What is required » Make a verbatim copy of the entries below; pictures stay out.

(Dataset listings of figures)
□ □ □
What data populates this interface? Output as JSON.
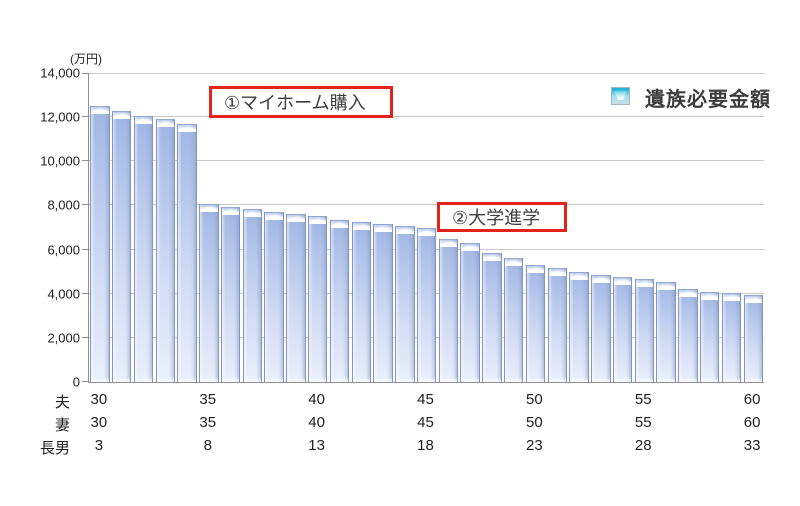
{
  "chart_data": {
    "type": "bar",
    "title": "",
    "legend_position": "top-right",
    "grid": "horizontal",
    "y_axis": {
      "unit_label": "(万円)",
      "min": 0,
      "max": 14000,
      "tick_step": 2000,
      "tick_labels": [
        "0",
        "2,000",
        "4,000",
        "6,000",
        "8,000",
        "10,000",
        "12,000",
        "14,000"
      ]
    },
    "x_axis": {
      "n_bars": 31,
      "tick_indices": [
        0,
        5,
        10,
        15,
        20,
        25,
        30
      ],
      "rows": [
        {
          "label": "夫",
          "tick_values": [
            "30",
            "35",
            "40",
            "45",
            "50",
            "55",
            "60"
          ]
        },
        {
          "label": "妻",
          "tick_values": [
            "30",
            "35",
            "40",
            "45",
            "50",
            "55",
            "60"
          ]
        },
        {
          "label": "長男",
          "tick_values": [
            "3",
            "8",
            "13",
            "18",
            "23",
            "28",
            "33"
          ]
        }
      ]
    },
    "series": [
      {
        "name": "遺族必要金額",
        "swatch_icon": "series-swatch-icon",
        "values": [
          12500,
          12300,
          12050,
          11900,
          11700,
          8050,
          7950,
          7850,
          7700,
          7600,
          7500,
          7350,
          7250,
          7150,
          7050,
          7000,
          6500,
          6300,
          5850,
          5600,
          5300,
          5150,
          5000,
          4850,
          4750,
          4650,
          4550,
          4200,
          4100,
          4050,
          3950
        ]
      }
    ],
    "annotations": [
      {
        "label": "①マイホーム購入",
        "at_bar_index": 5
      },
      {
        "label": "②大学進学",
        "at_bar_index": 16
      }
    ],
    "colors": {
      "bar_top": "#9eb5e3",
      "bar_bottom": "#eaeffb",
      "bar_border": "#8296c3",
      "gridline": "#c9c9c9",
      "axis": "#8e8e8e",
      "annotation_border": "#e3231c",
      "legend_icon_top": "#23b4d8",
      "legend_icon_bottom": "#c9dde8",
      "text": "#1f1f1f"
    }
  }
}
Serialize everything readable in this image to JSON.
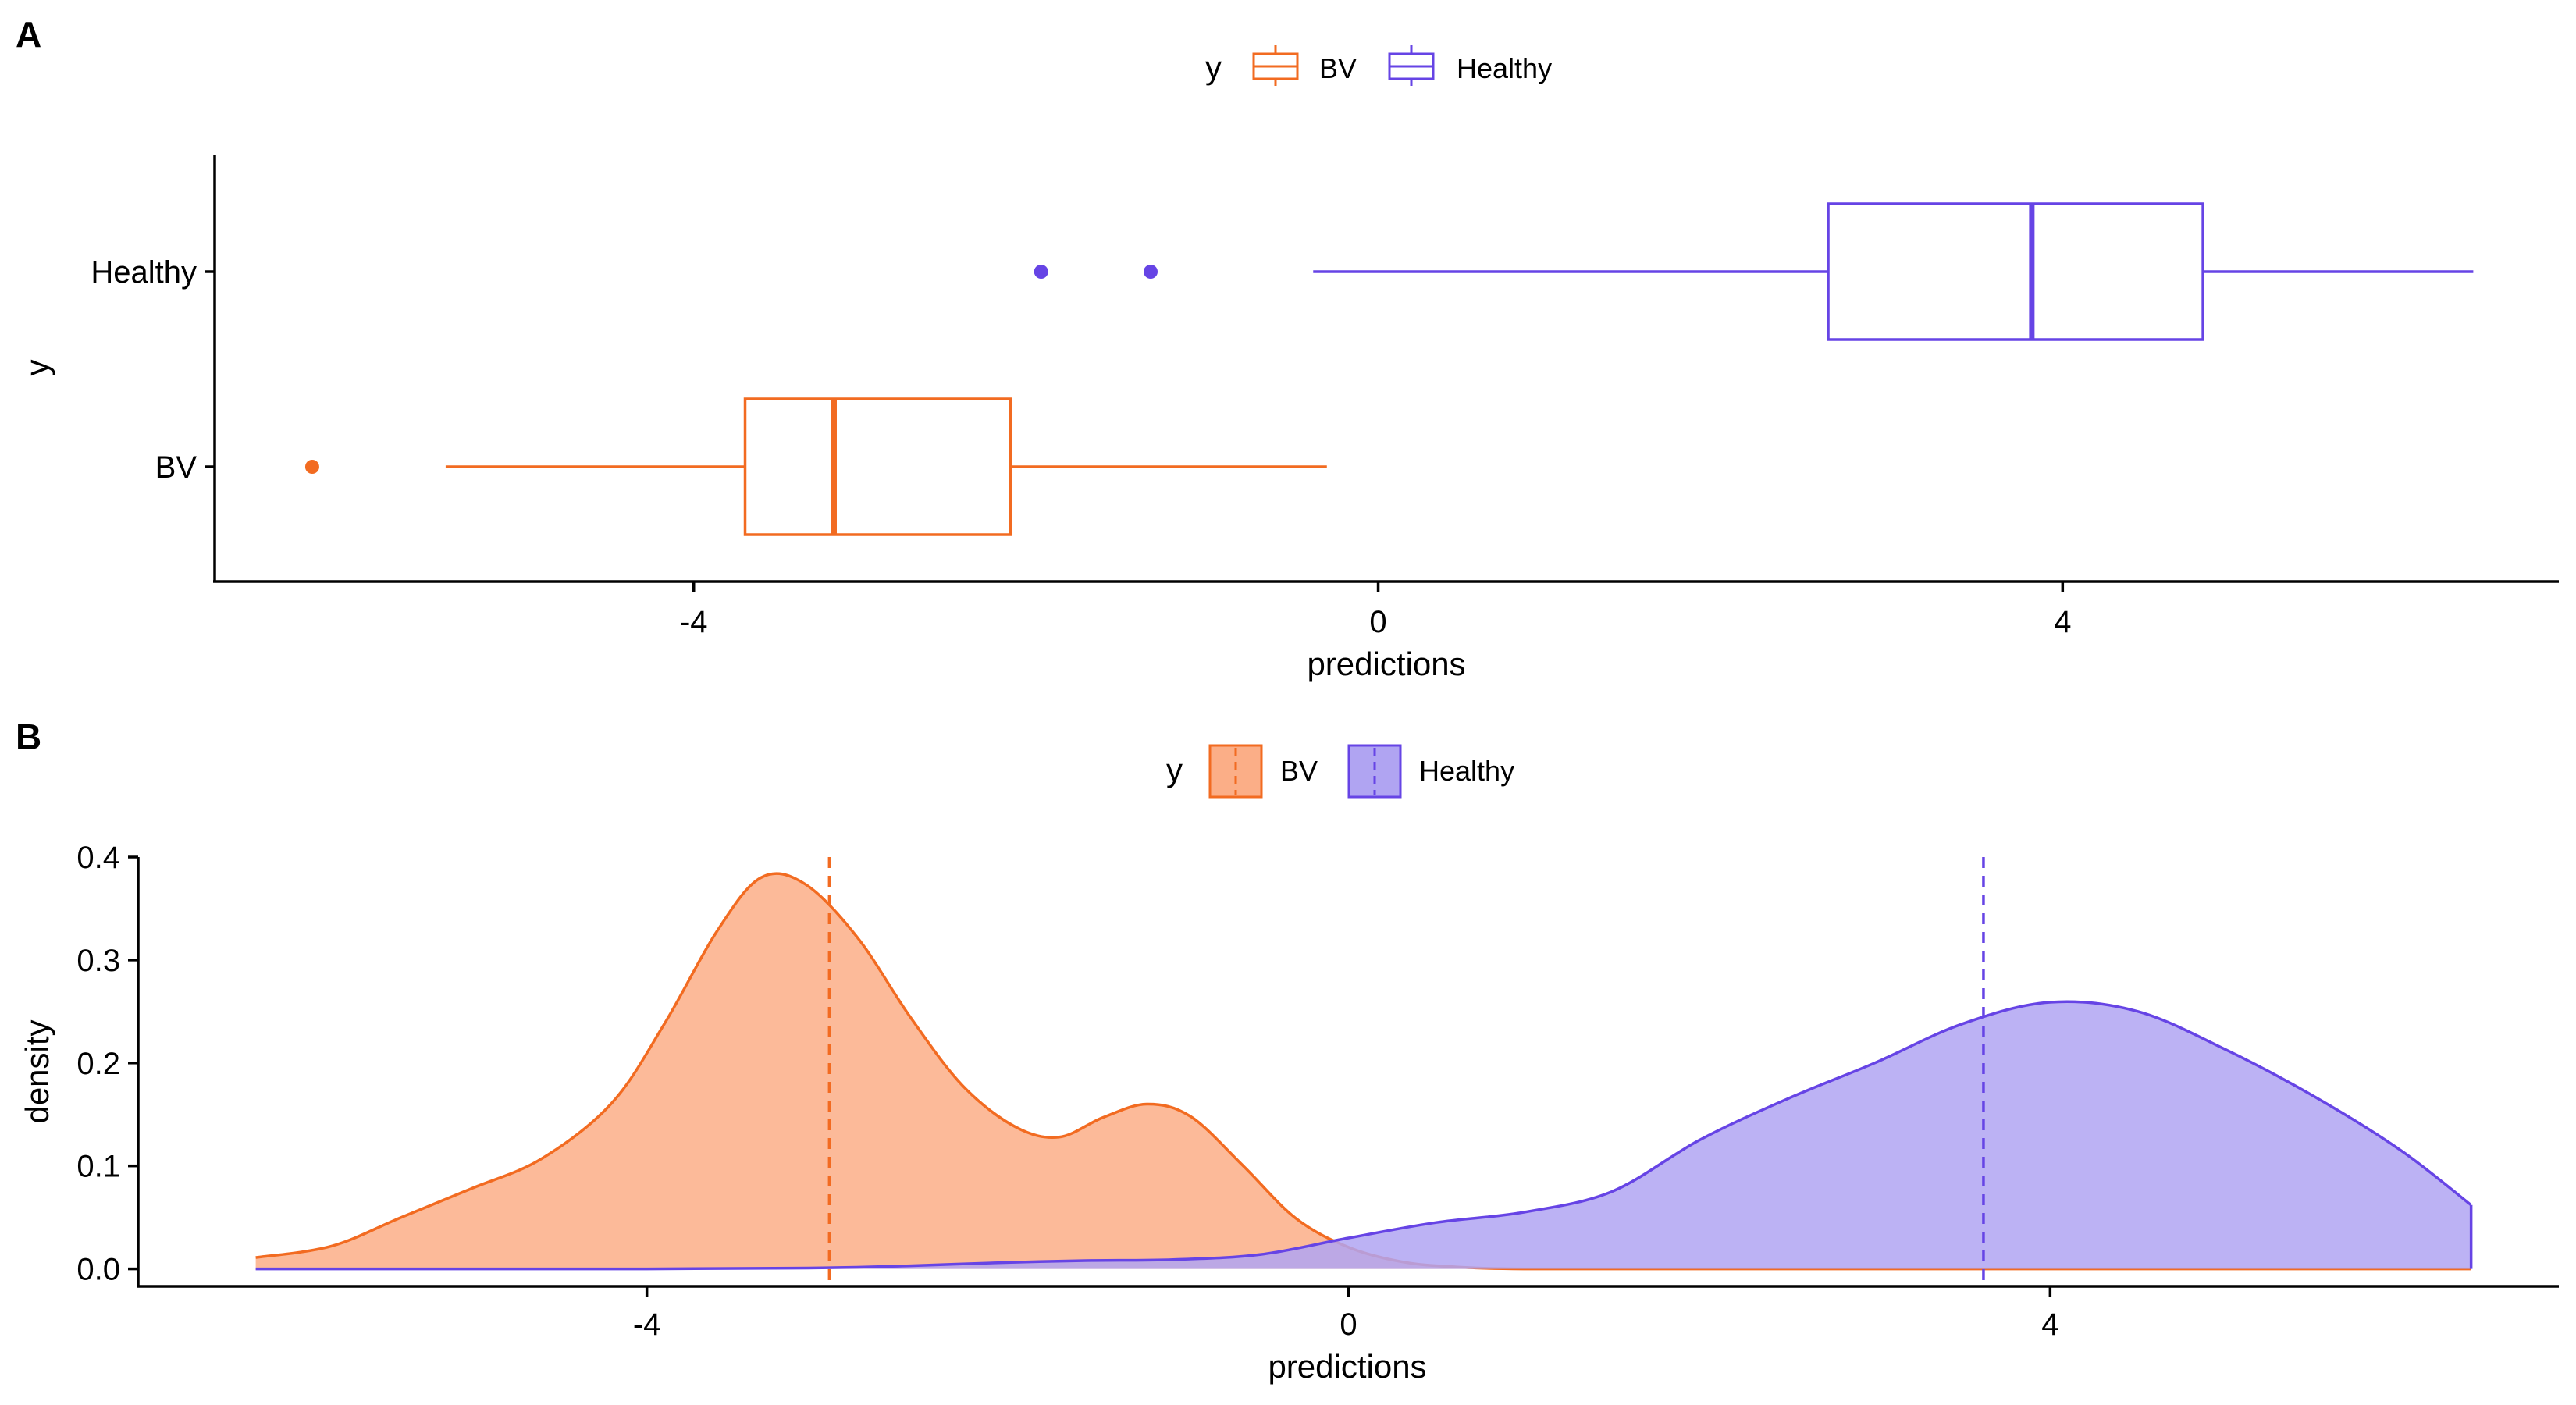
{
  "chart_data": [
    {
      "panel": "A",
      "type": "boxplot",
      "orientation": "horizontal",
      "xlabel": "predictions",
      "ylabel": "y",
      "xlim": [
        -6.8,
        6.9
      ],
      "xticks": [
        -4,
        0,
        4
      ],
      "xtick_labels": [
        "-4",
        "0",
        "4"
      ],
      "categories": [
        "Healthy",
        "BV"
      ],
      "legend": {
        "title": "y",
        "position": "top",
        "entries": [
          "BV",
          "Healthy"
        ]
      },
      "grid": false,
      "series": [
        {
          "name": "BV",
          "color": "#f26b21",
          "whisker_low": -5.45,
          "q1": -3.7,
          "median": -3.18,
          "q3": -2.15,
          "whisker_high": -0.3,
          "outliers": [
            -6.23
          ]
        },
        {
          "name": "Healthy",
          "color": "#6644e5",
          "whisker_low": -0.38,
          "q1": 2.63,
          "median": 3.82,
          "q3": 4.82,
          "whisker_high": 6.4,
          "outliers": [
            -1.97,
            -1.33
          ]
        }
      ]
    },
    {
      "panel": "B",
      "type": "area",
      "subtype": "density",
      "xlabel": "predictions",
      "ylabel": "density",
      "xlim": [
        -6.9,
        6.9
      ],
      "ylim": [
        -0.017,
        0.4
      ],
      "xticks": [
        -4,
        0,
        4
      ],
      "xtick_labels": [
        "-4",
        "0",
        "4"
      ],
      "yticks": [
        0.0,
        0.1,
        0.2,
        0.3,
        0.4
      ],
      "ytick_labels": [
        "0.0",
        "0.1",
        "0.2",
        "0.3",
        "0.4"
      ],
      "legend": {
        "title": "y",
        "position": "top",
        "entries": [
          "BV",
          "Healthy"
        ]
      },
      "grid": false,
      "series": [
        {
          "name": "BV",
          "line_color": "#f26b21",
          "fill_color": "#fbae87",
          "mean": -2.96,
          "x": [
            -6.23,
            -5.8,
            -5.4,
            -5.0,
            -4.6,
            -4.2,
            -3.9,
            -3.6,
            -3.35,
            -3.1,
            -2.8,
            -2.5,
            -2.2,
            -1.9,
            -1.65,
            -1.4,
            -1.15,
            -0.9,
            -0.6,
            -0.3,
            0.0,
            0.3,
            0.6,
            1.0,
            2.0,
            4.0,
            6.4
          ],
          "y": [
            0.011,
            0.022,
            0.05,
            0.078,
            0.107,
            0.161,
            0.238,
            0.328,
            0.38,
            0.374,
            0.322,
            0.245,
            0.178,
            0.138,
            0.128,
            0.147,
            0.16,
            0.148,
            0.1,
            0.049,
            0.021,
            0.007,
            0.002,
            0.0,
            0.0,
            0.0,
            0.0
          ]
        },
        {
          "name": "Healthy",
          "line_color": "#6644e5",
          "fill_color": "#b0a4f2",
          "mean": 3.62,
          "x": [
            -6.23,
            -4.0,
            -3.0,
            -2.5,
            -2.0,
            -1.5,
            -1.0,
            -0.5,
            0.0,
            0.5,
            1.0,
            1.5,
            2.0,
            2.5,
            3.0,
            3.5,
            4.0,
            4.5,
            5.0,
            5.5,
            6.0,
            6.4
          ],
          "y": [
            0.0,
            0.0,
            0.001,
            0.003,
            0.006,
            0.008,
            0.009,
            0.014,
            0.03,
            0.045,
            0.055,
            0.075,
            0.125,
            0.165,
            0.2,
            0.238,
            0.259,
            0.25,
            0.213,
            0.168,
            0.115,
            0.062
          ]
        }
      ]
    }
  ]
}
□ □ □
Reply to the task »
What data populates this interface? Output as JSON.
{
  "chart_data": {
    "type": "bar",
    "title": "",
    "legend_position": "top-right",
    "grid": "horizontal",
    "y_axis": {
      "unit_label": "(万円)",
      "min": 0,
      "max": 14000,
      "tick_step": 2000,
      "tick_labels": [
        "0",
        "2,000",
        "4,000",
        "6,000",
        "8,000",
        "10,000",
        "12,000",
        "14,000"
      ]
    },
    "x_axis": {
      "n_bars": 31,
      "tick_indices": [
        0,
        5,
        10,
        15,
        20,
        25,
        30
      ],
      "rows": [
        {
          "label": "夫",
          "tick_values": [
            "30",
            "35",
            "40",
            "45",
            "50",
            "55",
            "60"
          ]
        },
        {
          "label": "妻",
          "tick_values": [
            "30",
            "35",
            "40",
            "45",
            "50",
            "55",
            "60"
          ]
        },
        {
          "label": "長男",
          "tick_values": [
            "3",
            "8",
            "13",
            "18",
            "23",
            "28",
            "33"
          ]
        }
      ]
    },
    "series": [
      {
        "name": "遺族必要金額",
        "swatch_icon": "series-swatch-icon",
        "values": [
          12500,
          12300,
          12050,
          11900,
          11700,
          8050,
          7950,
          7850,
          7700,
          7600,
          7500,
          7350,
          7250,
          7150,
          7050,
          7000,
          6500,
          6300,
          5850,
          5600,
          5300,
          5150,
          5000,
          4850,
          4750,
          4650,
          4550,
          4200,
          4100,
          4050,
          3950
        ]
      }
    ],
    "annotations": [
      {
        "label": "①マイホーム購入",
        "at_bar_index": 5
      },
      {
        "label": "②大学進学",
        "at_bar_index": 16
      }
    ],
    "colors": {
      "bar_top": "#9eb5e3",
      "bar_bottom": "#eaeffb",
      "bar_border": "#8296c3",
      "gridline": "#c9c9c9",
      "axis": "#8e8e8e",
      "annotation_border": "#e3231c",
      "legend_icon_top": "#23b4d8",
      "legend_icon_bottom": "#c9dde8",
      "text": "#1f1f1f"
    }
  }
}
Serialize everything readable in this image to JSON.
{
  "chart_data": [
    {
      "panel": "A",
      "type": "boxplot",
      "orientation": "horizontal",
      "xlabel": "predictions",
      "ylabel": "y",
      "xlim": [
        -6.8,
        6.9
      ],
      "xticks": [
        -4,
        0,
        4
      ],
      "xtick_labels": [
        "-4",
        "0",
        "4"
      ],
      "categories": [
        "Healthy",
        "BV"
      ],
      "legend": {
        "title": "y",
        "position": "top",
        "entries": [
          "BV",
          "Healthy"
        ]
      },
      "grid": false,
      "series": [
        {
          "name": "BV",
          "color": "#f26b21",
          "whisker_low": -5.45,
          "q1": -3.7,
          "median": -3.18,
          "q3": -2.15,
          "whisker_high": -0.3,
          "outliers": [
            -6.23
          ]
        },
        {
          "name": "Healthy",
          "color": "#6644e5",
          "whisker_low": -0.38,
          "q1": 2.63,
          "median": 3.82,
          "q3": 4.82,
          "whisker_high": 6.4,
          "outliers": [
            -1.97,
            -1.33
          ]
        }
      ]
    },
    {
      "panel": "B",
      "type": "area",
      "subtype": "density",
      "xlabel": "predictions",
      "ylabel": "density",
      "xlim": [
        -6.9,
        6.9
      ],
      "ylim": [
        -0.017,
        0.4
      ],
      "xticks": [
        -4,
        0,
        4
      ],
      "xtick_labels": [
        "-4",
        "0",
        "4"
      ],
      "yticks": [
        0.0,
        0.1,
        0.2,
        0.3,
        0.4
      ],
      "ytick_labels": [
        "0.0",
        "0.1",
        "0.2",
        "0.3",
        "0.4"
      ],
      "legend": {
        "title": "y",
        "position": "top",
        "entries": [
          "BV",
          "Healthy"
        ]
      },
      "grid": false,
      "series": [
        {
          "name": "BV",
          "line_color": "#f26b21",
          "fill_color": "#fbae87",
          "mean": -2.96,
          "x": [
            -6.23,
            -5.8,
            -5.4,
            -5.0,
            -4.6,
            -4.2,
            -3.9,
            -3.6,
            -3.35,
            -3.1,
            -2.8,
            -2.5,
            -2.2,
            -1.9,
            -1.65,
            -1.4,
            -1.15,
            -0.9,
            -0.6,
            -0.3,
            0.0,
            0.3,
            0.6,
            1.0,
            2.0,
            4.0,
            6.4
          ],
          "y": [
            0.011,
            0.022,
            0.05,
            0.078,
            0.107,
            0.161,
            0.238,
            0.328,
            0.38,
            0.374,
            0.322,
            0.245,
            0.178,
            0.138,
            0.128,
            0.147,
            0.16,
            0.148,
            0.1,
            0.049,
            0.021,
            0.007,
            0.002,
            0.0,
            0.0,
            0.0,
            0.0
          ]
        },
        {
          "name": "Healthy",
          "line_color": "#6644e5",
          "fill_color": "#b0a4f2",
          "mean": 3.62,
          "x": [
            -6.23,
            -4.0,
            -3.0,
            -2.5,
            -2.0,
            -1.5,
            -1.0,
            -0.5,
            0.0,
            0.5,
            1.0,
            1.5,
            2.0,
            2.5,
            3.0,
            3.5,
            4.0,
            4.5,
            5.0,
            5.5,
            6.0,
            6.4
          ],
          "y": [
            0.0,
            0.0,
            0.001,
            0.003,
            0.006,
            0.008,
            0.009,
            0.014,
            0.03,
            0.045,
            0.055,
            0.075,
            0.125,
            0.165,
            0.2,
            0.238,
            0.259,
            0.25,
            0.213,
            0.168,
            0.115,
            0.062
          ]
        }
      ]
    }
  ]
}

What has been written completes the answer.